Objective: Write the material out again exactly as it stands.

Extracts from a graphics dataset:
================================

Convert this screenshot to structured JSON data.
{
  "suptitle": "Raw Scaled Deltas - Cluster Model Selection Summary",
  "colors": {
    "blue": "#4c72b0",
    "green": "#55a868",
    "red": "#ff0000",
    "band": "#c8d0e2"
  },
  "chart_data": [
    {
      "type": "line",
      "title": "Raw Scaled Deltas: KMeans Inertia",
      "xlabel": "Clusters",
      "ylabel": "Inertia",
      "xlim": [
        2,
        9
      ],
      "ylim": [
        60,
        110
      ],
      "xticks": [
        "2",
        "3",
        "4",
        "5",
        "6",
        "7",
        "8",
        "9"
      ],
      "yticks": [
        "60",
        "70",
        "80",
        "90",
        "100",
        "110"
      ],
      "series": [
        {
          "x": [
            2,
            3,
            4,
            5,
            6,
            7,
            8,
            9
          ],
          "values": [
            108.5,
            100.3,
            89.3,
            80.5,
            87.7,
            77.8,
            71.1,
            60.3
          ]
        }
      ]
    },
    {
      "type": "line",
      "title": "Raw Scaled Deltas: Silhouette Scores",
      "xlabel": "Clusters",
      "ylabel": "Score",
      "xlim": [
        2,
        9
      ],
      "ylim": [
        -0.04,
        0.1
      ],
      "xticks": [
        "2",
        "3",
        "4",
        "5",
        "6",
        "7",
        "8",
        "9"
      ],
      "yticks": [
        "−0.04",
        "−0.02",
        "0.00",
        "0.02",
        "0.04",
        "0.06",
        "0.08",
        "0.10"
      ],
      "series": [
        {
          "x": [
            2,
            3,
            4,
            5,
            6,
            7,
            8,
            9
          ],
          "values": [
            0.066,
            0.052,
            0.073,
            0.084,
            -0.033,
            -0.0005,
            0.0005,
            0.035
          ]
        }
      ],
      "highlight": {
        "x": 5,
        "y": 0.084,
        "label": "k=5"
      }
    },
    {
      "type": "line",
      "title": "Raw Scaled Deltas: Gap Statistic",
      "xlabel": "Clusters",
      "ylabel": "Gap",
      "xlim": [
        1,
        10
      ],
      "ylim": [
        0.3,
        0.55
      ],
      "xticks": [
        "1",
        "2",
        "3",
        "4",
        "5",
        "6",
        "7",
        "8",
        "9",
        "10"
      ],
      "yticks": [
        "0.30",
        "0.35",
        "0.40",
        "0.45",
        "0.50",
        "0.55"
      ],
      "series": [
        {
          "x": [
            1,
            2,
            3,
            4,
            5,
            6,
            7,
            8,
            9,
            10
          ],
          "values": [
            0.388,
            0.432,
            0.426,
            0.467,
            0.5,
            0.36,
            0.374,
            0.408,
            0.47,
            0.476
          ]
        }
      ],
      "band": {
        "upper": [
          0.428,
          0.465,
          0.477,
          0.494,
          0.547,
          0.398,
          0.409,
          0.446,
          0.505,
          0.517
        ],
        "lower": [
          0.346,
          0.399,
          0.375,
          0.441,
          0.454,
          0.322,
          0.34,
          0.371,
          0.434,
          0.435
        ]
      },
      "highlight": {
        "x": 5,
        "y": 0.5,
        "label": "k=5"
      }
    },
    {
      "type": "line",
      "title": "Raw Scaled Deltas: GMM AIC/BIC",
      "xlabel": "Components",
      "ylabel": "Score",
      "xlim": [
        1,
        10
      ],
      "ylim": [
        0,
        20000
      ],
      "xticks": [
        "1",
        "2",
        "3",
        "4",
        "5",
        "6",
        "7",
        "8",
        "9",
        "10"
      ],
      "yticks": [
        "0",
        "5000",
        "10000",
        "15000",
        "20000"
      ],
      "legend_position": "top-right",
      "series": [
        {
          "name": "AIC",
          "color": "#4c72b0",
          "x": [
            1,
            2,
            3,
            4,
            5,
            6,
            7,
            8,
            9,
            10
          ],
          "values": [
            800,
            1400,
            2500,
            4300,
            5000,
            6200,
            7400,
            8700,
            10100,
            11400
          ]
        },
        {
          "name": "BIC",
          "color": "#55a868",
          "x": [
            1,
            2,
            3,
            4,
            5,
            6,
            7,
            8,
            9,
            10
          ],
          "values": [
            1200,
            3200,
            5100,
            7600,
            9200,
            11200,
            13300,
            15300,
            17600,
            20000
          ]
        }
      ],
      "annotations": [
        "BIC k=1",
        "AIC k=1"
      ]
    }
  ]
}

================================

Solution for this exercise:
Convert this screenshot to structured JSON data.
{
  "suptitle": "Raw Scaled Deltas - Cluster Model Selection Summary",
  "colors": {
    "blue": "#4c72b0",
    "green": "#55a868",
    "red": "#ff0000",
    "band": "#c8d0e2"
  },
  "chart_data": [
    {
      "type": "line",
      "title": "Raw Scaled Deltas: KMeans Inertia",
      "xlabel": "Clusters",
      "ylabel": "Inertia",
      "xlim": [
        2,
        9
      ],
      "ylim": [
        60,
        110
      ],
      "xticks": [
        "2",
        "3",
        "4",
        "5",
        "6",
        "7",
        "8",
        "9"
      ],
      "yticks": [
        "60",
        "70",
        "80",
        "90",
        "100",
        "110"
      ],
      "series": [
        {
          "x": [
            2,
            3,
            4,
            5,
            6,
            7,
            8,
            9
          ],
          "values": [
            108.5,
            100.3,
            89.3,
            80.5,
            87.7,
            77.8,
            71.1,
            60.3
          ]
        }
      ]
    },
    {
      "type": "line",
      "title": "Raw Scaled Deltas: Silhouette Scores",
      "xlabel": "Clusters",
      "ylabel": "Score",
      "xlim": [
        2,
        9
      ],
      "ylim": [
        -0.04,
        0.1
      ],
      "xticks": [
        "2",
        "3",
        "4",
        "5",
        "6",
        "7",
        "8",
        "9"
      ],
      "yticks": [
        "−0.04",
        "−0.02",
        "0.00",
        "0.02",
        "0.04",
        "0.06",
        "0.08",
        "0.10"
      ],
      "series": [
        {
          "x": [
            2,
            3,
            4,
            5,
            6,
            7,
            8,
            9
          ],
          "values": [
            0.066,
            0.052,
            0.073,
            0.084,
            -0.033,
            -0.0005,
            0.0005,
            0.035
          ]
        }
      ],
      "highlight": {
        "x": 5,
        "y": 0.084,
        "label": "k=5"
      }
    },
    {
      "type": "line",
      "title": "Raw Scaled Deltas: Gap Statistic",
      "xlabel": "Clusters",
      "ylabel": "Gap",
      "xlim": [
        1,
        10
      ],
      "ylim": [
        0.3,
        0.55
      ],
      "xticks": [
        "1",
        "2",
        "3",
        "4",
        "5",
        "6",
        "7",
        "8",
        "9",
        "10"
      ],
      "yticks": [
        "0.30",
        "0.35",
        "0.40",
        "0.45",
        "0.50",
        "0.55"
      ],
      "series": [
        {
          "x": [
            1,
            2,
            3,
            4,
            5,
            6,
            7,
            8,
            9,
            10
          ],
          "values": [
            0.388,
            0.432,
            0.426,
            0.467,
            0.5,
            0.36,
            0.374,
            0.408,
            0.47,
            0.476
          ]
        }
      ],
      "band": {
        "upper": [
          0.428,
          0.465,
          0.477,
          0.494,
          0.547,
          0.398,
          0.409,
          0.446,
          0.505,
          0.517
        ],
        "lower": [
          0.346,
          0.399,
          0.375,
          0.441,
          0.454,
          0.322,
          0.34,
          0.371,
          0.434,
          0.435
        ]
      },
      "highlight": {
        "x": 5,
        "y": 0.5,
        "label": "k=5"
      }
    },
    {
      "type": "line",
      "title": "Raw Scaled Deltas: GMM AIC/BIC",
      "xlabel": "Components",
      "ylabel": "Score",
      "xlim": [
        1,
        10
      ],
      "ylim": [
        0,
        20000
      ],
      "xticks": [
        "1",
        "2",
        "3",
        "4",
        "5",
        "6",
        "7",
        "8",
        "9",
        "10"
      ],
      "yticks": [
        "0",
        "5000",
        "10000",
        "15000",
        "20000"
      ],
      "legend_position": "top-right",
      "series": [
        {
          "name": "AIC",
          "color": "#4c72b0",
          "x": [
            1,
            2,
            3,
            4,
            5,
            6,
            7,
            8,
            9,
            10
          ],
          "values": [
            800,
            1400,
            2500,
            4300,
            5000,
            6200,
            7400,
            8700,
            10100,
            11400
          ]
        },
        {
          "name": "BIC",
          "color": "#55a868",
          "x": [
            1,
            2,
            3,
            4,
            5,
            6,
            7,
            8,
            9,
            10
          ],
          "values": [
            1200,
            3200,
            5100,
            7600,
            9200,
            11200,
            13300,
            15300,
            17600,
            20000
          ]
        }
      ],
      "annotations": [
        "BIC k=1",
        "AIC k=1"
      ]
    }
  ]
}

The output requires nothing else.